*** Provided entries ***

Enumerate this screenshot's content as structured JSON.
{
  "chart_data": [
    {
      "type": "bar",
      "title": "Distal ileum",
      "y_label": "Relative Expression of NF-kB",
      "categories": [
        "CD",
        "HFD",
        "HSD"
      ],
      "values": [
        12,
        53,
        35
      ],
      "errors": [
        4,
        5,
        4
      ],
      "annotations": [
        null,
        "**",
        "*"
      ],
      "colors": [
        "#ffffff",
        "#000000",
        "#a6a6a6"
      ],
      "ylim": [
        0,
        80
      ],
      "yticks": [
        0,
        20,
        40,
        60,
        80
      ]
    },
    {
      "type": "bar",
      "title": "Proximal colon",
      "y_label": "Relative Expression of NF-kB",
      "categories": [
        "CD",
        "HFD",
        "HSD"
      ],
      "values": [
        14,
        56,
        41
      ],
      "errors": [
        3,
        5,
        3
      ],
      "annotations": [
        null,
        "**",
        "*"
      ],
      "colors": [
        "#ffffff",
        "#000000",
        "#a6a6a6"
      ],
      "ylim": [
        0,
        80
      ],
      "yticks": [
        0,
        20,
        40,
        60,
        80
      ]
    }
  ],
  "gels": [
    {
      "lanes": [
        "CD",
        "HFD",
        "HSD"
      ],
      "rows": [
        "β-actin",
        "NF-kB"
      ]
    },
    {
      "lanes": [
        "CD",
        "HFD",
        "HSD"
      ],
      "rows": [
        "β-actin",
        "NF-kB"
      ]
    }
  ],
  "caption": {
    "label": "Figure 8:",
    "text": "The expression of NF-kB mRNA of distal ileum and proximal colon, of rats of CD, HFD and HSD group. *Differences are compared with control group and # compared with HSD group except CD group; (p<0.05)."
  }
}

***

--- Work request ---
Each record above should be set down again in its exact wording.

--- Response to this task ---
Enumerate this screenshot's content as structured JSON.
{
  "chart_data": [
    {
      "type": "bar",
      "title": "Distal ileum",
      "y_label": "Relative Expression of NF-kB",
      "categories": [
        "CD",
        "HFD",
        "HSD"
      ],
      "values": [
        12,
        53,
        35
      ],
      "errors": [
        4,
        5,
        4
      ],
      "annotations": [
        null,
        "**",
        "*"
      ],
      "colors": [
        "#ffffff",
        "#000000",
        "#a6a6a6"
      ],
      "ylim": [
        0,
        80
      ],
      "yticks": [
        0,
        20,
        40,
        60,
        80
      ]
    },
    {
      "type": "bar",
      "title": "Proximal colon",
      "y_label": "Relative Expression of NF-kB",
      "categories": [
        "CD",
        "HFD",
        "HSD"
      ],
      "values": [
        14,
        56,
        41
      ],
      "errors": [
        3,
        5,
        3
      ],
      "annotations": [
        null,
        "**",
        "*"
      ],
      "colors": [
        "#ffffff",
        "#000000",
        "#a6a6a6"
      ],
      "ylim": [
        0,
        80
      ],
      "yticks": [
        0,
        20,
        40,
        60,
        80
      ]
    }
  ],
  "gels": [
    {
      "lanes": [
        "CD",
        "HFD",
        "HSD"
      ],
      "rows": [
        "β-actin",
        "NF-kB"
      ]
    },
    {
      "lanes": [
        "CD",
        "HFD",
        "HSD"
      ],
      "rows": [
        "β-actin",
        "NF-kB"
      ]
    }
  ],
  "caption": {
    "label": "Figure 8:",
    "text": "The expression of NF-kB mRNA of distal ileum and proximal colon, of rats of CD, HFD and HSD group. *Differences are compared with control group and # compared with HSD group except CD group; (p<0.05)."
  }
}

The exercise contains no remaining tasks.